Extracted data entries:
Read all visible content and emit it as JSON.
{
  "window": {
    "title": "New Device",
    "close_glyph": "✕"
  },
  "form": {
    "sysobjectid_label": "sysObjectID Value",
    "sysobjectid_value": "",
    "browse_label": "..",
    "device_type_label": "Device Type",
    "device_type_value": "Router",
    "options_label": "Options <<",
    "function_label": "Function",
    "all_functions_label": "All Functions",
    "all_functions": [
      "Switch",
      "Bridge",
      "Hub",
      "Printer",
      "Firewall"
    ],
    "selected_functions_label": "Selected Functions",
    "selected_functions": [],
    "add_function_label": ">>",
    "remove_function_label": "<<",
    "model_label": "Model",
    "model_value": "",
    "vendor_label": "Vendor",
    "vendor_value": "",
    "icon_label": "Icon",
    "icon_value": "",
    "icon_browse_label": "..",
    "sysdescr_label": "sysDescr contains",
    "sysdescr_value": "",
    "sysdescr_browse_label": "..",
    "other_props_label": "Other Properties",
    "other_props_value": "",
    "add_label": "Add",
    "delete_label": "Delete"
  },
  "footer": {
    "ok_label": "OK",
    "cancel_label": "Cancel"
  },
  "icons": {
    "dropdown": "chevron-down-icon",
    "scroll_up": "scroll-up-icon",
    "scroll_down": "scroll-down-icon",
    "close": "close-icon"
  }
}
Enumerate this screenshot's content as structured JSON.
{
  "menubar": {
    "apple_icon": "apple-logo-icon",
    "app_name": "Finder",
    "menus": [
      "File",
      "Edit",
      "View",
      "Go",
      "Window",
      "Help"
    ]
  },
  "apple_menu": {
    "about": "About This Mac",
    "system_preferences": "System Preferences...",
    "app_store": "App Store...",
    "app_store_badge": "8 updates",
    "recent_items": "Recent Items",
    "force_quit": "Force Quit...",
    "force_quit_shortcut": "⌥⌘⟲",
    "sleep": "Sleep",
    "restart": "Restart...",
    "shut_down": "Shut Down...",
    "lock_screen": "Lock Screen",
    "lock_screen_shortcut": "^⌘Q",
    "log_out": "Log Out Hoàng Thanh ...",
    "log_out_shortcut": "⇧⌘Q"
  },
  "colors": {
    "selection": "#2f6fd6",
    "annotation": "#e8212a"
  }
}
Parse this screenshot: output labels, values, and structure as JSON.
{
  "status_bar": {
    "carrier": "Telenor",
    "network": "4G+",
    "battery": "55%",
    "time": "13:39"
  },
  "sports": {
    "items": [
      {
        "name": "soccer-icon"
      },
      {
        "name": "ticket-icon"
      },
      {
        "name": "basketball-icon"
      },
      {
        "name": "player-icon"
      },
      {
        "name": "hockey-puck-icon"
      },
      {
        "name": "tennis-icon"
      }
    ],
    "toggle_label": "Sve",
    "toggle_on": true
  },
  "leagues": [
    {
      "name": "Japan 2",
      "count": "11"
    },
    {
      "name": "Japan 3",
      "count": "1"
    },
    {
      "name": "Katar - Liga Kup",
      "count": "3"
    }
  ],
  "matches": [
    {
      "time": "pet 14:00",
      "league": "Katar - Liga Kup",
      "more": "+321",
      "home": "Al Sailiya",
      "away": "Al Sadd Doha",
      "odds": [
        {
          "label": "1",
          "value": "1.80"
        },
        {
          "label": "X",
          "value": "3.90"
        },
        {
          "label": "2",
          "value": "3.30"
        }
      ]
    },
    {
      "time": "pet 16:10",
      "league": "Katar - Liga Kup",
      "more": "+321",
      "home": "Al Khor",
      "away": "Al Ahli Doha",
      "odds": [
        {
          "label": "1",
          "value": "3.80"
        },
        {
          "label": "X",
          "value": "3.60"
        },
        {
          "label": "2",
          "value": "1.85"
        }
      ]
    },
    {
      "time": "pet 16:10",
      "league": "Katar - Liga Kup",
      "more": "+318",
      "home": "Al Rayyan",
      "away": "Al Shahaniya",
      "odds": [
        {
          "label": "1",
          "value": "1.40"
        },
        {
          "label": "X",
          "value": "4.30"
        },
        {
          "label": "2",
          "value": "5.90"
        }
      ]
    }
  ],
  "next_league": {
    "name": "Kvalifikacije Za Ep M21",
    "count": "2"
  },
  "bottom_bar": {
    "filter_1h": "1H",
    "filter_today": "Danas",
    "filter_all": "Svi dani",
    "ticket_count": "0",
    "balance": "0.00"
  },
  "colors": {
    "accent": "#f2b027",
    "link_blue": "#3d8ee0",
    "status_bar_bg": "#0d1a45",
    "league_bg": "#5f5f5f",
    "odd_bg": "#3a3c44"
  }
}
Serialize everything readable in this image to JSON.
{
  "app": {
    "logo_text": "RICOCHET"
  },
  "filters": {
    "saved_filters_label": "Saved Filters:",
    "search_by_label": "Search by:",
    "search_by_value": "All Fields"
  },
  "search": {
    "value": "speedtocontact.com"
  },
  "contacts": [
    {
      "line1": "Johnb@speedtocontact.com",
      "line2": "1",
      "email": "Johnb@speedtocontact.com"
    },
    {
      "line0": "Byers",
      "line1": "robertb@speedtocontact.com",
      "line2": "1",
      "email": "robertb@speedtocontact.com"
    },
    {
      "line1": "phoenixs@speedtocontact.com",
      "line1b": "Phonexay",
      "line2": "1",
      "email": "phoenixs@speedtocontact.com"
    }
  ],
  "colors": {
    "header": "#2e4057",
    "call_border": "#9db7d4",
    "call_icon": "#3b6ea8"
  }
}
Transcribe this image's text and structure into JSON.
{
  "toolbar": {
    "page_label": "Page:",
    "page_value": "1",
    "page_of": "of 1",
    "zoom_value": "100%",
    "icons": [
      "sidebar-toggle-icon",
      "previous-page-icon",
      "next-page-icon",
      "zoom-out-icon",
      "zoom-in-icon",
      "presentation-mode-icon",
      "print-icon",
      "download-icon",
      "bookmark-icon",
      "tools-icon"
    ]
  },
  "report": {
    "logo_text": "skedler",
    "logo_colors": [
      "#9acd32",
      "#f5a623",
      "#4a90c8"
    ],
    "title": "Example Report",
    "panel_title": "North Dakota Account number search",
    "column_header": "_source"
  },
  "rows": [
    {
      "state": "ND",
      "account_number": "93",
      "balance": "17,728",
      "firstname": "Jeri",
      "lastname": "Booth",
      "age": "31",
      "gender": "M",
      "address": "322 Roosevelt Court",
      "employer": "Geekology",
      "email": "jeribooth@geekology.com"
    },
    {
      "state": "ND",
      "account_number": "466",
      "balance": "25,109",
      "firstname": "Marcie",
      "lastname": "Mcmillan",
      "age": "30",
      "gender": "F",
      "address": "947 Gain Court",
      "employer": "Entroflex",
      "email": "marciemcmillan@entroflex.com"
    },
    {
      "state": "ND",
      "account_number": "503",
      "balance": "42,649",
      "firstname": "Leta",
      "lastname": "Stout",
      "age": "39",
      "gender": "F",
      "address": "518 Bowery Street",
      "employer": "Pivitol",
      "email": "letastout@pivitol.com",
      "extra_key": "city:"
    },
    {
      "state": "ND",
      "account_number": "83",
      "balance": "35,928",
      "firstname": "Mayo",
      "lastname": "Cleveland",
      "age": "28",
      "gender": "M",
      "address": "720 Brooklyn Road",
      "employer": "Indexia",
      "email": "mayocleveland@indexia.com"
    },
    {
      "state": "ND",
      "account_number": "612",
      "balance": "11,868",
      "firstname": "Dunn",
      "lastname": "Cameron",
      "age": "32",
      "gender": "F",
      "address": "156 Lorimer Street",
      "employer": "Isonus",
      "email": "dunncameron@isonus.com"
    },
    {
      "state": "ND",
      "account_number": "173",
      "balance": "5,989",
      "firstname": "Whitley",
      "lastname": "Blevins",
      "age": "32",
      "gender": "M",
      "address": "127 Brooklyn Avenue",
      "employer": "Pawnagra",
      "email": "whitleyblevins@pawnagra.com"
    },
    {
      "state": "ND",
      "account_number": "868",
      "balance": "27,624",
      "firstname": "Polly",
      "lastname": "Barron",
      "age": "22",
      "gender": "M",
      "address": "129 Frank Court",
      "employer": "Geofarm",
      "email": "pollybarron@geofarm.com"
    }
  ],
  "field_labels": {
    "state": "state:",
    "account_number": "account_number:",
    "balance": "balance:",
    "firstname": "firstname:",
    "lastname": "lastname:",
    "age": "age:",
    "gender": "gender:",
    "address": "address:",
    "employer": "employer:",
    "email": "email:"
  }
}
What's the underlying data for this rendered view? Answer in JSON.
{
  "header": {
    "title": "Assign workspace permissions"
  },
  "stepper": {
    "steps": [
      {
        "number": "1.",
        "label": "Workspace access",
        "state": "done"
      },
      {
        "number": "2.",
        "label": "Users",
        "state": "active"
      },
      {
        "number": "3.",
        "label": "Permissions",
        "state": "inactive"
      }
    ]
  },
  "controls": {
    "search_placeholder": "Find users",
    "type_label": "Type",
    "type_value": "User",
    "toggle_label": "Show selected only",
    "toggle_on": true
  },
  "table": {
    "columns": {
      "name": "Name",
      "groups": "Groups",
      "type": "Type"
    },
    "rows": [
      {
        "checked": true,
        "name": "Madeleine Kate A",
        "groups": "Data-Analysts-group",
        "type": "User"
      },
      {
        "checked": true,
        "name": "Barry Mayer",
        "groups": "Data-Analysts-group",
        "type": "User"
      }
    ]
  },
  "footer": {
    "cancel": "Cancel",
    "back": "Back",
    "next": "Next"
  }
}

* [Written task]:
Filter the entries down to the lines with the word "Johnb" in them.

* [Reply]:
      "line1": "Johnb@speedtocontact.com",
      "email": "Johnb@speedtocontact.com"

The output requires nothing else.